- [Stated task] Write out each line of the material again, word for word.

- [Extracted information]
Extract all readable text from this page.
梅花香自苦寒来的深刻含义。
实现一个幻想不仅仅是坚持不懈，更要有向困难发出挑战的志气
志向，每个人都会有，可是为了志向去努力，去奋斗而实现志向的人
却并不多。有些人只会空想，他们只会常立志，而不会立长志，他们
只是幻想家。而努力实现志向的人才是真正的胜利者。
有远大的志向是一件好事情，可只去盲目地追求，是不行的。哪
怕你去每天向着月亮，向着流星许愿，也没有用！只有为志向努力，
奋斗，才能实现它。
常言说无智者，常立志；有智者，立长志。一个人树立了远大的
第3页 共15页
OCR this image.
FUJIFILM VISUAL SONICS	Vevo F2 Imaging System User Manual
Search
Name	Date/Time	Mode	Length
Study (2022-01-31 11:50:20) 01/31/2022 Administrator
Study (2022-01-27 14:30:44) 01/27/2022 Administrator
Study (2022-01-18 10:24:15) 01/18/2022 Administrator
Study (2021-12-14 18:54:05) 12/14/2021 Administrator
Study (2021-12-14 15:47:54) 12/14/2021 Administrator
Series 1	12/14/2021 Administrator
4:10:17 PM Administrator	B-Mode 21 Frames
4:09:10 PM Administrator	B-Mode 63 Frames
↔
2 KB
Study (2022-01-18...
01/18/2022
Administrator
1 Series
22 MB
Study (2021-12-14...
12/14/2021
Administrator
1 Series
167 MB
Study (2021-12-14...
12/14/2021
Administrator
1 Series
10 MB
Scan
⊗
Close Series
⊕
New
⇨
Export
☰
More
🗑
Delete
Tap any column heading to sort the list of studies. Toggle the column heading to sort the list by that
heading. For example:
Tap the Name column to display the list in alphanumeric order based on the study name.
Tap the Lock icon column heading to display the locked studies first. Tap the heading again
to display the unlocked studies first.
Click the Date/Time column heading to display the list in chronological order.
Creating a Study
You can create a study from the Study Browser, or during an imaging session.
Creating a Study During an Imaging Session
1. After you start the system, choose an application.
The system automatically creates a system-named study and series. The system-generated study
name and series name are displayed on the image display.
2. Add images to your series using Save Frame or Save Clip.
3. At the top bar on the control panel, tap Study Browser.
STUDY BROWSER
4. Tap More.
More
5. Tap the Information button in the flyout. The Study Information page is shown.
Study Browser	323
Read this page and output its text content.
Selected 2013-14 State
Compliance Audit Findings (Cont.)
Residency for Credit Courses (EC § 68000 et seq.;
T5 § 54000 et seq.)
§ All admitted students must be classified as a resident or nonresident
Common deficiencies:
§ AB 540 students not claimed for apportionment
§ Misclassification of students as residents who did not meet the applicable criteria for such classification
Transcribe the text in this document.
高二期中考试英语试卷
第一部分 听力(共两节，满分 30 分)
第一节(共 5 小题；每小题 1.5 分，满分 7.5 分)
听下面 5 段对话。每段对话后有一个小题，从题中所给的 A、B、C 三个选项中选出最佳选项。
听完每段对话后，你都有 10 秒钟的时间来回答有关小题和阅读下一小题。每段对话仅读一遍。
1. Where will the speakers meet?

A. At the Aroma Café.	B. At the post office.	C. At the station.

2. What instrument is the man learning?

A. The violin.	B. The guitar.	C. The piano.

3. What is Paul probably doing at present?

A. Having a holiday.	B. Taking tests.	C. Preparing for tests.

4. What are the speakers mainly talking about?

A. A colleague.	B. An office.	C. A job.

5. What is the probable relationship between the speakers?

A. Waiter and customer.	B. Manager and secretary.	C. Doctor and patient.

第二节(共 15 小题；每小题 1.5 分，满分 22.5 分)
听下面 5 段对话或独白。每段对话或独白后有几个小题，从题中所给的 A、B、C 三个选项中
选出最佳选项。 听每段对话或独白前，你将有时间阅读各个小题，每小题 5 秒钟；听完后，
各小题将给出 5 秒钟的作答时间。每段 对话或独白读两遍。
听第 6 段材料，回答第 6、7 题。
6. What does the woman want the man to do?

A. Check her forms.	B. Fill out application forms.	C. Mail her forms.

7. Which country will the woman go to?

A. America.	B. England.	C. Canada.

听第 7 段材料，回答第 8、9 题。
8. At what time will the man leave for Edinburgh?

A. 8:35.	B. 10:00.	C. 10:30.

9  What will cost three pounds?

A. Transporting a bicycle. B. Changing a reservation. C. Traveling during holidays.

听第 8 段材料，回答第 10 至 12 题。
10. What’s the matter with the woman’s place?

- [The reply]
Extract all readable text from this page.
梅花香自苦寒来的深刻含义。
实现一个幻想不仅仅是坚持不懈，更要有向困难发出挑战的志气
志向，每个人都会有，可是为了志向去努力，去奋斗而实现志向的人
却并不多。有些人只会空想，他们只会常立志，而不会立长志，他们
只是幻想家。而努力实现志向的人才是真正的胜利者。
有远大的志向是一件好事情，可只去盲目地追求，是不行的。哪
怕你去每天向着月亮，向着流星许愿，也没有用！只有为志向努力，
奋斗，才能实现它。
常言说无智者，常立志；有智者，立长志。一个人树立了远大的
第3页 共15页
OCR this image.
FUJIFILM VISUAL SONICS	Vevo F2 Imaging System User Manual
Search
Name	Date/Time	Mode	Length
Study (2022-01-31 11:50:20) 01/31/2022 Administrator
Study (2022-01-27 14:30:44) 01/27/2022 Administrator
Study (2022-01-18 10:24:15) 01/18/2022 Administrator
Study (2021-12-14 18:54:05) 12/14/2021 Administrator
Study (2021-12-14 15:47:54) 12/14/2021 Administrator
Series 1	12/14/2021 Administrator
4:10:17 PM Administrator	B-Mode 21 Frames
4:09:10 PM Administrator	B-Mode 63 Frames
↔
2 KB
Study (2022-01-18...
01/18/2022
Administrator
1 Series
22 MB
Study (2021-12-14...
12/14/2021
Administrator
1 Series
167 MB
Study (2021-12-14...
12/14/2021
Administrator
1 Series
10 MB
Scan
⊗
Close Series
⊕
New
⇨
Export
☰
More
🗑
Delete
Tap any column heading to sort the list of studies. Toggle the column heading to sort the list by that
heading. For example:
Tap the Name column to display the list in alphanumeric order based on the study name.
Tap the Lock icon column heading to display the locked studies first. Tap the heading again
to display the unlocked studies first.
Click the Date/Time column heading to display the list in chronological order.
Creating a Study
You can create a study from the Study Browser, or during an imaging session.
Creating a Study During an Imaging Session
1. After you start the system, choose an application.
The system automatically creates a system-named study and series. The system-generated study
name and series name are displayed on the image display.
2. Add images to your series using Save Frame or Save Clip.
3. At the top bar on the control panel, tap Study Browser.
STUDY BROWSER
4. Tap More.
More
5. Tap the Information button in the flyout. The Study Information page is shown.
Study Browser	323
Read this page and output its text content.
Selected 2013-14 State
Compliance Audit Findings (Cont.)
Residency for Credit Courses (EC § 68000 et seq.;
T5 § 54000 et seq.)
§ All admitted students must be classified as a resident or nonresident
Common deficiencies:
§ AB 540 students not claimed for apportionment
§ Misclassification of students as residents who did not meet the applicable criteria for such classification
Transcribe the text in this document.
高二期中考试英语试卷
第一部分 听力(共两节，满分 30 分)
第一节(共 5 小题；每小题 1.5 分，满分 7.5 分)
听下面 5 段对话。每段对话后有一个小题，从题中所给的 A、B、C 三个选项中选出最佳选项。
听完每段对话后，你都有 10 秒钟的时间来回答有关小题和阅读下一小题。每段对话仅读一遍。
1. Where will the speakers meet?

A. At the Aroma Café.	B. At the post office.	C. At the station.

2. What instrument is the man learning?

A. The violin.	B. The guitar.	C. The piano.

3. What is Paul probably doing at present?

A. Having a holiday.	B. Taking tests.	C. Preparing for tests.

4. What are the speakers mainly talking about?

A. A colleague.	B. An office.	C. A job.

5. What is the probable relationship between the speakers?

A. Waiter and customer.	B. Manager and secretary.	C. Doctor and patient.

第二节(共 15 小题；每小题 1.5 分，满分 22.5 分)
听下面 5 段对话或独白。每段对话或独白后有几个小题，从题中所给的 A、B、C 三个选项中
选出最佳选项。 听每段对话或独白前，你将有时间阅读各个小题，每小题 5 秒钟；听完后，
各小题将给出 5 秒钟的作答时间。每段 对话或独白读两遍。
听第 6 段材料，回答第 6、7 题。
6. What does the woman want the man to do?

A. Check her forms.	B. Fill out application forms.	C. Mail her forms.

7. Which country will the woman go to?

A. America.	B. England.	C. Canada.

听第 7 段材料，回答第 8、9 题。
8. At what time will the man leave for Edinburgh?

A. 8:35.	B. 10:00.	C. 10:30.

9  What will cost three pounds?

A. Transporting a bicycle. B. Changing a reservation. C. Traveling during holidays.

听第 8 段材料，回答第 10 至 12 题。
10. What’s the matter with the woman’s place?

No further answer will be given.